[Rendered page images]
_ _ _ _
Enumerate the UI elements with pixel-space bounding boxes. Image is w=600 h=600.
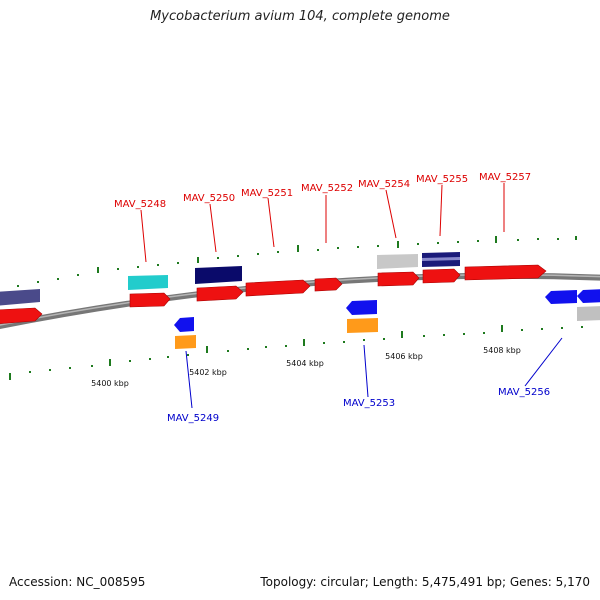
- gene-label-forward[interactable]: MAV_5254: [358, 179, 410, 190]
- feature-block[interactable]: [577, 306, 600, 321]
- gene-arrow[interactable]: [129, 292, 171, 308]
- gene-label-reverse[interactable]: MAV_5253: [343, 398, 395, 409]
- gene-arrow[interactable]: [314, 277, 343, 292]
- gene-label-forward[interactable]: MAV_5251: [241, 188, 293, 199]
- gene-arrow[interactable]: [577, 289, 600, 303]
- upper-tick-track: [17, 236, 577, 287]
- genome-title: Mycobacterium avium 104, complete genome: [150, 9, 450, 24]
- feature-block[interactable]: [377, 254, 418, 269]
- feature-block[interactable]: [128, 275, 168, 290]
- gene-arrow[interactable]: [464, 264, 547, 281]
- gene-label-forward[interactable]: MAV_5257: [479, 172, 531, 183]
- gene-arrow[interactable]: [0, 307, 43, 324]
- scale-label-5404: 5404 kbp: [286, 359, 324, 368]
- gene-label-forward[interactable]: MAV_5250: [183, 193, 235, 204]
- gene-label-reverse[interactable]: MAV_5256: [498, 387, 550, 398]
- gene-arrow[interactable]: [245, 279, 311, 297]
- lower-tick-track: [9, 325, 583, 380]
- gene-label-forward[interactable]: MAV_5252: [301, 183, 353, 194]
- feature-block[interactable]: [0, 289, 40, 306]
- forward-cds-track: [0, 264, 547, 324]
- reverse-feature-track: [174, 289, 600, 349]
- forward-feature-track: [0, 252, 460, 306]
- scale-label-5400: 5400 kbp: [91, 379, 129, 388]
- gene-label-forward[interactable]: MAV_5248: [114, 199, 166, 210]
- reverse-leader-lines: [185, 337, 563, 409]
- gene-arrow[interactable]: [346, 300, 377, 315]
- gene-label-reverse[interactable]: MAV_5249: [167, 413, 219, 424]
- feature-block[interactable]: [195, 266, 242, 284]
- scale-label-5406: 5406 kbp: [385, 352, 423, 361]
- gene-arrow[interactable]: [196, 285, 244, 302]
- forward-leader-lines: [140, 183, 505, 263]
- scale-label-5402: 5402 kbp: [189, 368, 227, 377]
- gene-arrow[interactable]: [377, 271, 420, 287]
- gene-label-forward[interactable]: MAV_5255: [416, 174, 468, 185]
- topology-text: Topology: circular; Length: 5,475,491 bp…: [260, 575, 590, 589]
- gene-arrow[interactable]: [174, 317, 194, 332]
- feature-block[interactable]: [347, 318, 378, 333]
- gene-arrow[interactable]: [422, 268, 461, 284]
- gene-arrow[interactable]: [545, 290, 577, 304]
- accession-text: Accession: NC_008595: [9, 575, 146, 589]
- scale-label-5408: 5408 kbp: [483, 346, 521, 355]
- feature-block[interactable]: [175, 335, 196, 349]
_ _ _ _
## WHAT YOU SHOULD DO
The lines above may hold the string "reverse". Say how many do, and give only that number.

## PROBLEM SOLUTION
5